EXCERTO:
"""

Em cima de tudo isto, temos um incrível desempenho entre diferentes plataformas, com o jogo a apontar para os 4K e os 60FPS nas consolas mais poderosas, onde todos estes efeitos e animações, dentro do jogo ou em cinemáticas, ganham uma vida única e tornam-se extremamente satisfatórias de ver em ação.

O desempenho do jogo ajuda, como é obvio, a tornar a experiência de condução perto do excelente. Pegando num registo de condução de jogos anteriores desde o reboot de 2015, onde foi introduzida a “câmara cinemática”, Need For Speed Unbound é mais um jogo que depende das escolhas do jogador para se tornar verdadeiramente satisfatório através de afinações e upgrades simplificados, onde, para além do poder dos carros, é quase que obrigatório criar builds para corridas em asfalto – com carros menos suscetíveis ao derrape -, ou builds para drift – para fazer as curvas de lado com maior suavidade.

"""

EXTRATO DE DADOS:
"""

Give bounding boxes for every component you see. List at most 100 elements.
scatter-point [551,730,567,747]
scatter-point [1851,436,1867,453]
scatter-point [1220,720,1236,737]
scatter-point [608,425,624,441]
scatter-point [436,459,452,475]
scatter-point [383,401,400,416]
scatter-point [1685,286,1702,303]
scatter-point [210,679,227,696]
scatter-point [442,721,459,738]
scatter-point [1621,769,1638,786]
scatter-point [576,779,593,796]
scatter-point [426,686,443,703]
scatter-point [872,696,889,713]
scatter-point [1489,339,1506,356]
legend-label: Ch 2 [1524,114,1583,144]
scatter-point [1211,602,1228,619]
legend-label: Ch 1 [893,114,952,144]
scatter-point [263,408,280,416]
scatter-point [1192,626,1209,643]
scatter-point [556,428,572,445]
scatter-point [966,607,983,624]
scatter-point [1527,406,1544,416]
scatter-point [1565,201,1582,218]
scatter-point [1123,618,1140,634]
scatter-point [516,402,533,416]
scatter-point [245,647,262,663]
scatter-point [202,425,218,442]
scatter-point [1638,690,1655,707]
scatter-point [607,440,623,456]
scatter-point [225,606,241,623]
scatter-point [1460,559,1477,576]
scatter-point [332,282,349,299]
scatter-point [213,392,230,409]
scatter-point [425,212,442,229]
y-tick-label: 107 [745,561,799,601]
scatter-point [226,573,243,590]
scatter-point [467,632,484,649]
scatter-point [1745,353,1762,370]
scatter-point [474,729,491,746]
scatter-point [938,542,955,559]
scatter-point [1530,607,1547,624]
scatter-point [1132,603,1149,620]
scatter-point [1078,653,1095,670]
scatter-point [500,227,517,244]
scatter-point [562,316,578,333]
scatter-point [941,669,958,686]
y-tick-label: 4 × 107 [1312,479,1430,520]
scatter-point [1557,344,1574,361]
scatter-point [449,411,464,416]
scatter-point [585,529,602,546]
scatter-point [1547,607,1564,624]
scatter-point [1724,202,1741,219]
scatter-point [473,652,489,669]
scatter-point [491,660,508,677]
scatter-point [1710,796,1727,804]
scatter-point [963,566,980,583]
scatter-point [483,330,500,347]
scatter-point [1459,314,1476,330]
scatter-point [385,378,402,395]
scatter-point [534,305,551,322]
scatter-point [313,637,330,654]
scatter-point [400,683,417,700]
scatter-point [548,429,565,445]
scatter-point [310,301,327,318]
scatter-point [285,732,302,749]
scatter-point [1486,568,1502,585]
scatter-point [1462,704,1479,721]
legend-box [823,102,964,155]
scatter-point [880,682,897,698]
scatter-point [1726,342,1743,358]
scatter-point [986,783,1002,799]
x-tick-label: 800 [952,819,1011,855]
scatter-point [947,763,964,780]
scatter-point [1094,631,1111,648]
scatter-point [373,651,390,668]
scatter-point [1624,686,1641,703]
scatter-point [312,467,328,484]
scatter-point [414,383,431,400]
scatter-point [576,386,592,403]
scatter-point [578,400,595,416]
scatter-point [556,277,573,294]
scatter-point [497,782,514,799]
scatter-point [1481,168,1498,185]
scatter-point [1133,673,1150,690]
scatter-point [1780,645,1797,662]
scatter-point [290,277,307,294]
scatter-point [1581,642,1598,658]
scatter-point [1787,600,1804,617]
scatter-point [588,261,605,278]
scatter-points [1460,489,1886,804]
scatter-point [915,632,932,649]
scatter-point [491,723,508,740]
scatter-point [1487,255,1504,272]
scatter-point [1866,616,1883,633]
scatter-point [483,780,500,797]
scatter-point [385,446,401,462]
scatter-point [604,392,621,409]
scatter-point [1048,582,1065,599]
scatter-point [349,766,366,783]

"""

EXERCÍCIO BREVE 1:
Responda às perguntas seguintes com base no excerto sobre Need For Speed Unbound.
(a) Que resolução e que taxa de fotogramas o jogo aponta para as consolas mais poderosas?
(b) Em que ano foi o reboot em que foi introduzida a "câmara cinemática"?
(c) Para que servem as builds para drift?
EXERCÍCIO BREVE 2:
Altere o trecho do excerto sobre Need For Speed Unbound que vai de "Em cima de tudo" até "com maior suavidade.", trocando "60FPS" por "30FPS".
EXERCÍCIO BREVE 3:
Escreva o que vem a seguir no excerto sobre Need For Speed Unbound, a partir da última frase.

RESPOSTA 1:
(a) 4K e 60FPS.
(b) 2015.
(c) Servem para fazer as curvas de lado com maior suavidade.

RESPOSTA 2:
Em cima de tudo isto, temos um incrível desempenho entre diferentes plataformas, com o jogo a apontar para os 4K e os 30FPS nas consolas mais poderosas, onde todos estes efeitos e animações, dentro do jogo ou em cinemáticas, ganham uma vida única e tornam-se extremamente satisfatórias de ver em ação.

O desempenho do jogo ajuda, como é obvio, a tornar a experiência de condução perto do excelente. Pegando num registo de condução de jogos anteriores desde o reboot de 2015, onde foi introduzida a “câmara cinemática”, Need For Speed Unbound é mais um jogo que depende das escolhas do jogador para se tornar verdadeiramente satisfatório através de afinações e upgrades simplificados, onde, para além do poder dos carros, é quase que obrigatório criar builds para corridas em asfalto – com carros menos suscetíveis ao derrape -, ou builds para drift – para fazer as curvas de lado com maior suavidade.

RESPOSTA 3:
Para quem não está tão habituado a este tipo de jogos, ou aos Need For Speed mais modernos, há uma séria curva de aprendizagem que, para alguns, poderá ser frustrante, particularmente no controlo dos carros e na busca daquela sensação de velocidade característica da série, que só é realmente obtida quando obtemos carros mais poderosos.

Aventurar-me em Need For Speed Unbound foi uma jornada estranha. Não só já passaram dois anos desde a última vez que peguei na última entrada, como as minhas expectativas por um novo Need For Speed da Criterion estavam bastante elevadas. Infelizmente, apesar de Need For Speed Unbound ser um jogo fantástico – com um excelente primeiro impacto e de ser uma pequena surpresa para muitos jogadores -, quanto mais procurava avançar no jogo, mais entediado fiquei, e mais foram os problemas que encontrei com certas decisões do jogo.

Em Need For Speed Unbound, a Criterion existe apenas em nome. O ADN característico do estúdio não se faz sentir… de todo. Afinal de contas, os veteranos da equipa saíram do estúdio pouco depois da EA o converter a estúdio de suporte, e uma grande parte do da equipa acabou por ser absorvida pela Ghost Games, que se dedicou à serie desde 2013. O selo Criterion é, na minha opinião, uma farsa, um rebrand de outro rebrand, com a promessa de trazer a essência daquilo pelo qual a equipa era reconhecida. E infelizmente, falha.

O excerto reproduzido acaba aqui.